### AIM
What you return should match every record exactly, with the images removed.

— START OF RAW DATA —

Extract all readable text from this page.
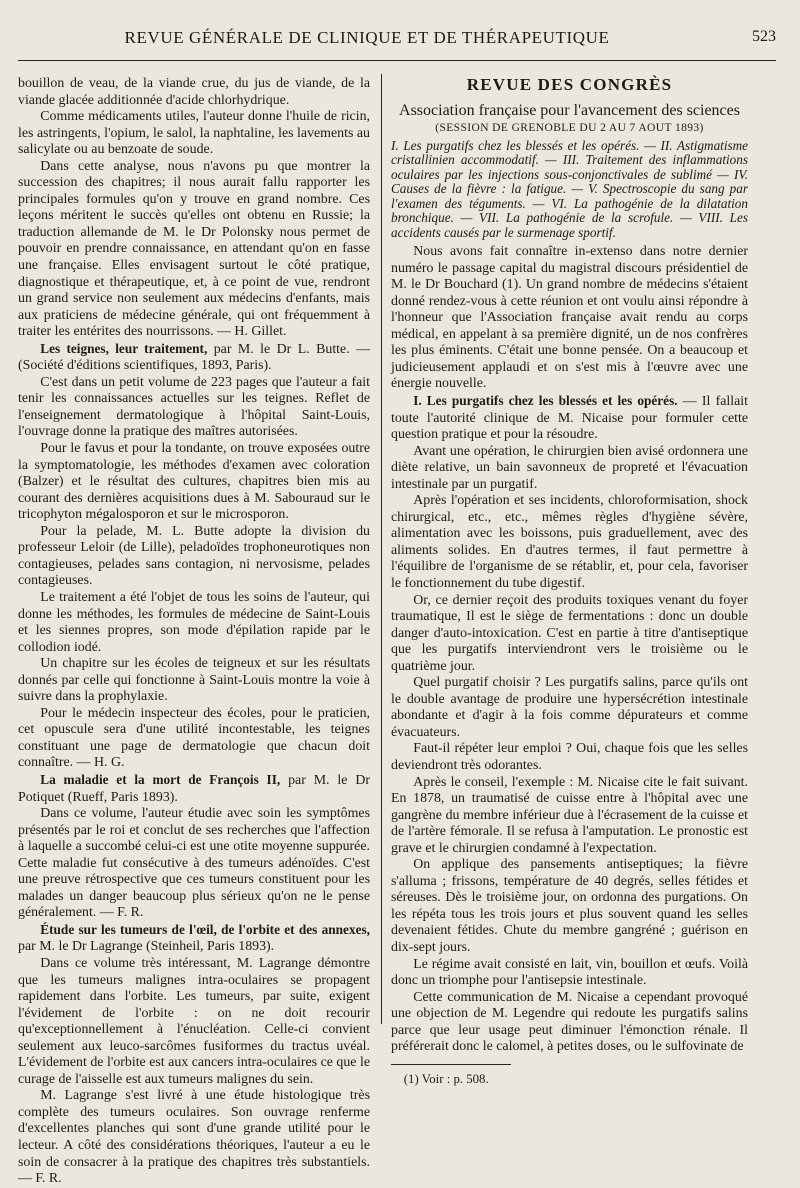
REVUE GÉNÉRALE DE CLINIQUE ET DE THÉRAPEUTIQUE	523

bouillon de veau, de la viande crue, du jus de viande, de la viande glacée additionnée d'acide chlorhydrique.

Comme médicaments utiles, l'auteur donne l'huile de ricin, les astringents, l'opium, le salol, la naphtaline, les lavements au salicylate ou au benzoate de soude.

Dans cette analyse, nous n'avons pu que montrer la succession des chapitres; il nous aurait fallu rapporter les principales formules qu'on y trouve en grand nombre. Ces leçons méritent le succès qu'elles ont obtenu en Russie; la traduction allemande de M. le Dr Polonsky nous permet de pouvoir en prendre connaissance, en attendant qu'on en fasse une française. Elles envisagent surtout le côté pratique, diagnostique et thérapeutique, et, à ce point de vue, rendront un grand service non seulement aux médecins d'enfants, mais aux praticiens de médecine générale, qui ont fréquemment à traiter les entérites des nourrissons. — H. Gillet.

Les teignes, leur traitement, par M. le Dr L. Butte. — (Société d'éditions scientifiques, 1893, Paris).

C'est dans un petit volume de 223 pages que l'auteur a fait tenir les connaissances actuelles sur les teignes. Reflet de l'enseignement dermatologique à l'hôpital Saint-Louis, l'ouvrage donne la pratique des maîtres autorisées.

Pour le favus et pour la tondante, on trouve exposées outre la symptomatologie, les méthodes d'examen avec coloration (Balzer) et le résultat des cultures, chapitres bien mis au courant des dernières acquisitions dues à M. Sabouraud sur le tricophyton mégalosporon et sur le microsporon.

Pour la pelade, M. L. Butte adopte la division du professeur Leloir (de Lille), peladoïdes trophoneurotiques non contagieuses, pelades sans contagion, ni nervosisme, pelades contagieuses.

Le traitement a été l'objet de tous les soins de l'auteur, qui donne les méthodes, les formules de médecine de Saint-Louis et les siennes propres, son mode d'épilation rapide par le collodion iodé.

Un chapitre sur les écoles de teigneux et sur les résultats donnés par celle qui fonctionne à Saint-Louis montre la voie à suivre dans la prophylaxie.

Pour le médecin inspecteur des écoles, pour le praticien, cet opuscule sera d'une utilité incontestable, les teignes constituant une page de dermatologie que chacun doit connaître. — H. G.

La maladie et la mort de François II, par M. le Dr Potiquet (Rueff, Paris 1893).

Dans ce volume, l'auteur étudie avec soin les symptômes présentés par le roi et conclut de ses recherches que l'affection à laquelle a succombé celui-ci est une otite moyenne suppurée. Cette maladie fut consécutive à des tumeurs adénoïdes. C'est une preuve rétrospective que ces tumeurs constituent pour les malades un danger beaucoup plus sérieux qu'on ne le pense généralement. — F. R.

Étude sur les tumeurs de l'œil, de l'orbite et des annexes, par M. le Dr Lagrange (Steinheil, Paris 1893).

Dans ce volume très intéressant, M. Lagrange démontre que les tumeurs malignes intra-oculaires se propagent rapidement dans l'orbite. Les tumeurs, par suite, exigent l'évidement de l'orbite : on ne doit recourir qu'exceptionnellement à l'énucléation. Celle-ci convient seulement aux leuco-sarcômes fusiformes du tractus uvéal. L'évidement de l'orbite est aux cancers intra-oculaires ce que le curage de l'aisselle est aux tumeurs malignes du sein.

M. Lagrange s'est livré à une étude histologique très complète des tumeurs oculaires. Son ouvrage renferme d'excellentes planches qui sont d'une grande utilité pour le lecteur. A côté des considérations théoriques, l'auteur a eu le soin de consacrer à la pratique des chapitres très substantiels. — F. R.

REVUE DES CONGRÈS
Association française pour l'avancement des sciences
(SESSION DE GRENOBLE DU 2 AU 7 AOUT 1893)

I. Les purgatifs chez les blessés et les opérés. — II. Astigmatisme cristallinien accommodatif. — III. Traitement des inflammations oculaires par les injections sous-conjonctivales de sublimé — IV. Causes de la fièvre : la fatigue. — V. Spectroscopie du sang par l'examen des téguments. — VI. La pathogénie de la dilatation bronchique. — VII. La pathogénie de la scrofule. — VIII. Les accidents causés par le surmenage sportif.

Nous avons fait connaître in-extenso dans notre dernier numéro le passage capital du magistral discours présidentiel de M. le Dr Bouchard (1). Un grand nombre de médecins s'étaient donné rendez-vous à cette réunion et ont voulu ainsi répondre à l'honneur que l'Association française avait rendu au corps médical, en appelant à sa première dignité, un de nos confrères les plus éminents. C'était une bonne pensée. On a beaucoup et judicieusement applaudi et on s'est mis à l'œuvre avec une énergie nouvelle.

I. Les purgatifs chez les blessés et les opérés. — Il fallait toute l'autorité clinique de M. Nicaise pour formuler cette question pratique et pour la résoudre.

Avant une opération, le chirurgien bien avisé ordonnera une diète relative, un bain savonneux de propreté et l'évacuation intestinale par un purgatif.

Après l'opération et ses incidents, chloroformisation, shock chirurgical, etc., etc., mêmes règles d'hygiène sévère, alimentation avec les boissons, puis graduellement, avec des aliments solides. En d'autres termes, il faut permettre à l'équilibre de l'organisme de se rétablir, et, pour cela, favoriser le fonctionnement du tube digestif.

Or, ce dernier reçoit des produits toxiques venant du foyer traumatique, Il est le siège de fermentations : donc un double danger d'auto-intoxication. C'est en partie à titre d'antiseptique que les purgatifs interviendront vers le troisième ou le quatrième jour.

Quel purgatif choisir ? Les purgatifs salins, parce qu'ils ont le double avantage de produire une hypersécrétion intestinale abondante et d'agir à la fois comme dépurateurs et comme évacuateurs.

Faut-il répéter leur emploi ? Oui, chaque fois que les selles deviendront très odorantes.

Après le conseil, l'exemple : M. Nicaise cite le fait suivant. En 1878, un traumatisé de cuisse entre à l'hôpital avec une gangrène du membre inférieur due à l'écrasement de la cuisse et de l'artère fémorale. Il se refusa à l'amputation. Le pronostic est grave et le chirurgien condamné à l'expectation.

On applique des pansements antiseptiques; la fièvre s'alluma ; frissons, température de 40 degrés, selles fétides et séreuses. Dès le troisième jour, on ordonna des purgations. On les répéta tous les trois jours et plus souvent quand les selles devenaient fétides. Chute du membre gangréné ; guérison en dix-sept jours.

Le régime avait consisté en lait, vin, bouillon et œufs. Voilà donc un triomphe pour l'antisepsie intestinale.

Cette communication de M. Nicaise a cependant provoqué une objection de M. Legendre qui redoute les purgatifs salins parce que leur usage peut diminuer l'émonction rénale. Il préférerait donc le calomel, à petites doses, ou le sulfovinate de

(1) Voir : p. 508.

— END OF RAW DATA —

### SOLUTION FOR THIS EXERCISE
Extract all readable text from this page.
REVUE GÉNÉRALE DE CLINIQUE ET DE THÉRAPEUTIQUE	523

bouillon de veau, de la viande crue, du jus de viande, de la viande glacée additionnée d'acide chlorhydrique.

Comme médicaments utiles, l'auteur donne l'huile de ricin, les astringents, l'opium, le salol, la naphtaline, les lavements au salicylate ou au benzoate de soude.

Dans cette analyse, nous n'avons pu que montrer la succession des chapitres; il nous aurait fallu rapporter les principales formules qu'on y trouve en grand nombre. Ces leçons méritent le succès qu'elles ont obtenu en Russie; la traduction allemande de M. le Dr Polonsky nous permet de pouvoir en prendre connaissance, en attendant qu'on en fasse une française. Elles envisagent surtout le côté pratique, diagnostique et thérapeutique, et, à ce point de vue, rendront un grand service non seulement aux médecins d'enfants, mais aux praticiens de médecine générale, qui ont fréquemment à traiter les entérites des nourrissons. — H. Gillet.

Les teignes, leur traitement, par M. le Dr L. Butte. — (Société d'éditions scientifiques, 1893, Paris).

C'est dans un petit volume de 223 pages que l'auteur a fait tenir les connaissances actuelles sur les teignes. Reflet de l'enseignement dermatologique à l'hôpital Saint-Louis, l'ouvrage donne la pratique des maîtres autorisées.

Pour le favus et pour la tondante, on trouve exposées outre la symptomatologie, les méthodes d'examen avec coloration (Balzer) et le résultat des cultures, chapitres bien mis au courant des dernières acquisitions dues à M. Sabouraud sur le tricophyton mégalosporon et sur le microsporon.

Pour la pelade, M. L. Butte adopte la division du professeur Leloir (de Lille), peladoïdes trophoneurotiques non contagieuses, pelades sans contagion, ni nervosisme, pelades contagieuses.

Le traitement a été l'objet de tous les soins de l'auteur, qui donne les méthodes, les formules de médecine de Saint-Louis et les siennes propres, son mode d'épilation rapide par le collodion iodé.

Un chapitre sur les écoles de teigneux et sur les résultats donnés par celle qui fonctionne à Saint-Louis montre la voie à suivre dans la prophylaxie.

Pour le médecin inspecteur des écoles, pour le praticien, cet opuscule sera d'une utilité incontestable, les teignes constituant une page de dermatologie que chacun doit connaître. — H. G.

La maladie et la mort de François II, par M. le Dr Potiquet (Rueff, Paris 1893).

Dans ce volume, l'auteur étudie avec soin les symptômes présentés par le roi et conclut de ses recherches que l'affection à laquelle a succombé celui-ci est une otite moyenne suppurée. Cette maladie fut consécutive à des tumeurs adénoïdes. C'est une preuve rétrospective que ces tumeurs constituent pour les malades un danger beaucoup plus sérieux qu'on ne le pense généralement. — F. R.

Étude sur les tumeurs de l'œil, de l'orbite et des annexes, par M. le Dr Lagrange (Steinheil, Paris 1893).

Dans ce volume très intéressant, M. Lagrange démontre que les tumeurs malignes intra-oculaires se propagent rapidement dans l'orbite. Les tumeurs, par suite, exigent l'évidement de l'orbite : on ne doit recourir qu'exceptionnellement à l'énucléation. Celle-ci convient seulement aux leuco-sarcômes fusiformes du tractus uvéal. L'évidement de l'orbite est aux cancers intra-oculaires ce que le curage de l'aisselle est aux tumeurs malignes du sein.

M. Lagrange s'est livré à une étude histologique très complète des tumeurs oculaires. Son ouvrage renferme d'excellentes planches qui sont d'une grande utilité pour le lecteur. A côté des considérations théoriques, l'auteur a eu le soin de consacrer à la pratique des chapitres très substantiels. — F. R.

REVUE DES CONGRÈS
Association française pour l'avancement des sciences
(SESSION DE GRENOBLE DU 2 AU 7 AOUT 1893)

I. Les purgatifs chez les blessés et les opérés. — II. Astigmatisme cristallinien accommodatif. — III. Traitement des inflammations oculaires par les injections sous-conjonctivales de sublimé — IV. Causes de la fièvre : la fatigue. — V. Spectroscopie du sang par l'examen des téguments. — VI. La pathogénie de la dilatation bronchique. — VII. La pathogénie de la scrofule. — VIII. Les accidents causés par le surmenage sportif.

Nous avons fait connaître in-extenso dans notre dernier numéro le passage capital du magistral discours présidentiel de M. le Dr Bouchard (1). Un grand nombre de médecins s'étaient donné rendez-vous à cette réunion et ont voulu ainsi répondre à l'honneur que l'Association française avait rendu au corps médical, en appelant à sa première dignité, un de nos confrères les plus éminents. C'était une bonne pensée. On a beaucoup et judicieusement applaudi et on s'est mis à l'œuvre avec une énergie nouvelle.

I. Les purgatifs chez les blessés et les opérés. — Il fallait toute l'autorité clinique de M. Nicaise pour formuler cette question pratique et pour la résoudre.

Avant une opération, le chirurgien bien avisé ordonnera une diète relative, un bain savonneux de propreté et l'évacuation intestinale par un purgatif.

Après l'opération et ses incidents, chloroformisation, shock chirurgical, etc., etc., mêmes règles d'hygiène sévère, alimentation avec les boissons, puis graduellement, avec des aliments solides. En d'autres termes, il faut permettre à l'équilibre de l'organisme de se rétablir, et, pour cela, favoriser le fonctionnement du tube digestif.

Or, ce dernier reçoit des produits toxiques venant du foyer traumatique, Il est le siège de fermentations : donc un double danger d'auto-intoxication. C'est en partie à titre d'antiseptique que les purgatifs interviendront vers le troisième ou le quatrième jour.

Quel purgatif choisir ? Les purgatifs salins, parce qu'ils ont le double avantage de produire une hypersécrétion intestinale abondante et d'agir à la fois comme dépurateurs et comme évacuateurs.

Faut-il répéter leur emploi ? Oui, chaque fois que les selles deviendront très odorantes.

Après le conseil, l'exemple : M. Nicaise cite le fait suivant. En 1878, un traumatisé de cuisse entre à l'hôpital avec une gangrène du membre inférieur due à l'écrasement de la cuisse et de l'artère fémorale. Il se refusa à l'amputation. Le pronostic est grave et le chirurgien condamné à l'expectation.

On applique des pansements antiseptiques; la fièvre s'alluma ; frissons, température de 40 degrés, selles fétides et séreuses. Dès le troisième jour, on ordonna des purgations. On les répéta tous les trois jours et plus souvent quand les selles devenaient fétides. Chute du membre gangréné ; guérison en dix-sept jours.

Le régime avait consisté en lait, vin, bouillon et œufs. Voilà donc un triomphe pour l'antisepsie intestinale.

Cette communication de M. Nicaise a cependant provoqué une objection de M. Legendre qui redoute les purgatifs salins parce que leur usage peut diminuer l'émonction rénale. Il préférerait donc le calomel, à petites doses, ou le sulfovinate de

(1) Voir : p. 508.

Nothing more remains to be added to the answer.